### WHAT THE TASK ASKS
Read through the entries below and return each line with the word "Forecast".

### EXCERPTED RECORDS
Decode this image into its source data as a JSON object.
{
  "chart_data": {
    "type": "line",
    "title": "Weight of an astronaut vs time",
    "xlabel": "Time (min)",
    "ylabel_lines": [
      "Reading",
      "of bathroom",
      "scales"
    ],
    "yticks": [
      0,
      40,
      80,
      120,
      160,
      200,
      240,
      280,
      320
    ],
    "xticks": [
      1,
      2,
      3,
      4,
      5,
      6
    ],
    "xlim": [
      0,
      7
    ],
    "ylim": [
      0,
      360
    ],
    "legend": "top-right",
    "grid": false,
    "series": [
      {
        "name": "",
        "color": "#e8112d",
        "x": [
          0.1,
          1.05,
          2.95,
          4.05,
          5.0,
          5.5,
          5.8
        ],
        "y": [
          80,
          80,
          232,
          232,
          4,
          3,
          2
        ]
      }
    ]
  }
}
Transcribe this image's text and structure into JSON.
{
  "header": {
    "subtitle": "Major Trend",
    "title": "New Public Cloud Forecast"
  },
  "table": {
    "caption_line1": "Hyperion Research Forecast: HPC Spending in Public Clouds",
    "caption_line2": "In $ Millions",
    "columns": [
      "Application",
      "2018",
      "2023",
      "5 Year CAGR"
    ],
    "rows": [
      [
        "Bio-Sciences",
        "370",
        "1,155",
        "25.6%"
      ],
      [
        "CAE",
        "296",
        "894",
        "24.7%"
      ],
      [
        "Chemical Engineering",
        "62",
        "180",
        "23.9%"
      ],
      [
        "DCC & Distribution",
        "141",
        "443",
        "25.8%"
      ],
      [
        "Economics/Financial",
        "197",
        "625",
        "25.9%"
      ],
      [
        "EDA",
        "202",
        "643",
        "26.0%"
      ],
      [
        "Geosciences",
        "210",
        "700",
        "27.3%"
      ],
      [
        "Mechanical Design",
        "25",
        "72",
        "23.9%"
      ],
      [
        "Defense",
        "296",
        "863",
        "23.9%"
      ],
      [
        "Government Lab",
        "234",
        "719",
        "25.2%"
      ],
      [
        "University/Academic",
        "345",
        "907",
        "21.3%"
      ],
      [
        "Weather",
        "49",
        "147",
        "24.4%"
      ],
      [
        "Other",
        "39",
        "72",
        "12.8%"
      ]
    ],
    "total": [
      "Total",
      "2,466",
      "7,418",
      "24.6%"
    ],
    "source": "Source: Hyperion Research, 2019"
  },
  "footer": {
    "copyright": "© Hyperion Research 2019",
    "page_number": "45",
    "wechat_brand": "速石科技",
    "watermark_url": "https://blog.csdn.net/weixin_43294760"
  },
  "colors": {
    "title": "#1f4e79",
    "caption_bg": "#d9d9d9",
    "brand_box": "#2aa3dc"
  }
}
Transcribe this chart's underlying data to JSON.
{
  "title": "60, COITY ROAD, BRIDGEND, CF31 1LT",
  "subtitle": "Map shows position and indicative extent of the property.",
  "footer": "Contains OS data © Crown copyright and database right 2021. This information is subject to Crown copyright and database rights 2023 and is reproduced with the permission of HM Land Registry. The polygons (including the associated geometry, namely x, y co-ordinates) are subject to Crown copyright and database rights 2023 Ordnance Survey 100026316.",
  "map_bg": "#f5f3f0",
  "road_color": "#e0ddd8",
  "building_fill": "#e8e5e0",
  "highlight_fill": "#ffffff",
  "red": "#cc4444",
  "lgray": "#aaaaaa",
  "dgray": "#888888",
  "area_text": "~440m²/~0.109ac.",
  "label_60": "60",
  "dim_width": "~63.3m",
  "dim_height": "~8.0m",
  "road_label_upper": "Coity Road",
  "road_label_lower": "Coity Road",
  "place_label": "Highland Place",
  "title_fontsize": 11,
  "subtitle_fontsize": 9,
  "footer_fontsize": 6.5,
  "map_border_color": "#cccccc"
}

### FULL SOLUTION
    "title": "New Public Cloud Forecast"
    "caption_line1": "Hyperion Research Forecast: HPC Spending in Public Clouds",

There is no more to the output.